--- Lesetext ---
▼

Abschlussveranstaltung im Nachbarschaftshaus Urbanstraße
Seit Mai 2025 setzt UfO Berlin in Kooperation mit der Gesellschaft für Freiheitsrechte e.V. und mit Förderung durch die Robert Bosch Stiftung das Projekt „Unabhängige Beschwerdestelle für obdach- und wohnungslose Menschen“ um. Über einen Zeitraum von einem Jahr wurden eingehende Beschwerden systematisch erfasst und ausgewertet.
Am 15. Juni 2026 wurden im Nachbarschaftshaus Urbanstraße die zentralen Ergebnisse vorgestellt und gemeinsam mit Vertreter*innen bestehender Beschwerdestrukturen diskutiert.

▲

--- Übungsfragen ---
1. Welche Stiftung fördert laut dem Text zur Abschlussveranstaltung das Projekt?
2. Schreiben Sie aus dem Text zur Abschlussveranstaltung den Abschnitt ab, der mit „Abschlussveranstaltung im Nachbarschaftshaus“ beginnt und mit „erfasst und ausgewertet.“ endet.
3. Führen Sie den Text zur Abschlussveranstaltung im Nachbarschaftshaus Urbanstraße nach seinem letzten Satz weiter.
Das Material stammt aus einer anderen Quelle.

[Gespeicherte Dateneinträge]

▼

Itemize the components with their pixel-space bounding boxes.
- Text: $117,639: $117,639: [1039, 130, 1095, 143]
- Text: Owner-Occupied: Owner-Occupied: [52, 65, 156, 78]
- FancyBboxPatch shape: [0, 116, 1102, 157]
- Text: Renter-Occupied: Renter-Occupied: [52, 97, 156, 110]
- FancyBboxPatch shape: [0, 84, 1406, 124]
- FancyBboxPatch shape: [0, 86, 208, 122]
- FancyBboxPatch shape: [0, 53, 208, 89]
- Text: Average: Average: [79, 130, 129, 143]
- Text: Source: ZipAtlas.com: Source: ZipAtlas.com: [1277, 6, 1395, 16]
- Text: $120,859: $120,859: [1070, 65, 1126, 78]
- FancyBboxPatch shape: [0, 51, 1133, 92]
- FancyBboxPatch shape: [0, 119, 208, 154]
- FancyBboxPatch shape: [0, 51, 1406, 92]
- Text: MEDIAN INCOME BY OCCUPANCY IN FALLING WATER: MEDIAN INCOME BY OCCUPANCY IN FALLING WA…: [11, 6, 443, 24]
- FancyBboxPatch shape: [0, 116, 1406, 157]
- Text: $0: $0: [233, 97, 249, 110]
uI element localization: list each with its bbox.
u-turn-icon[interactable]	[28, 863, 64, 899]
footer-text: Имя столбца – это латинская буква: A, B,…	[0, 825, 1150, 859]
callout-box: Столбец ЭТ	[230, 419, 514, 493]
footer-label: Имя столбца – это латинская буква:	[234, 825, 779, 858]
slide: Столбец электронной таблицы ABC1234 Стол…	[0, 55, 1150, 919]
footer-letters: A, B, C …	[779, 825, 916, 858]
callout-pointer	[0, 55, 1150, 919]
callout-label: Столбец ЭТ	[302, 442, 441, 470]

▲

--- Gelöste Aufgaben ---
1. Die Robert Bosch Stiftung.

2.
Abschlussveranstaltung im Nachbarschaftshaus Urbanstraße
Seit Mai 2025 setzt UfO Berlin in Kooperation mit der Gesellschaft für Freiheitsrechte e.V. und mit Förderung durch die Robert Bosch Stiftung das Projekt „Unabhängige Beschwerdestelle für obdach- und wohnungslose Menschen“ um. Über einen Zeitraum von einem Jahr wurden eingehende Beschwerden systematisch erfasst und ausgewertet.

3.
Die Auswertung zeigt deutlich: Ein Großteil der Beschwerden weist auf mehrdimensionale strukturelle Problemlagen, intersektionale Diskriminierungen sowie Defizite im Rechtsschutz hin. Viele Beschwerden können durch die aktuellen Beschwerdestellen nicht fallführend abgedeckt werden.
Mit Beiträgen aus unterschiedlichen Perspektiven und in einem Podiumsgespräch diskutierten Expert*innen, welche Voraussetzungen eine solche Beschwerdestelle angesichts der komplexen Bedarfslagen erfüllen muss:
- Ein niedrigschwelliger Zugang ist essenziell.
- Eine vertrauensvolle Beratung – idealerweise durch Peers (selbst betroffene Personen) – ist entscheidend.
- Die Rechte der Betroffenen müssen schnell und wirksam durchgesetzt werden können.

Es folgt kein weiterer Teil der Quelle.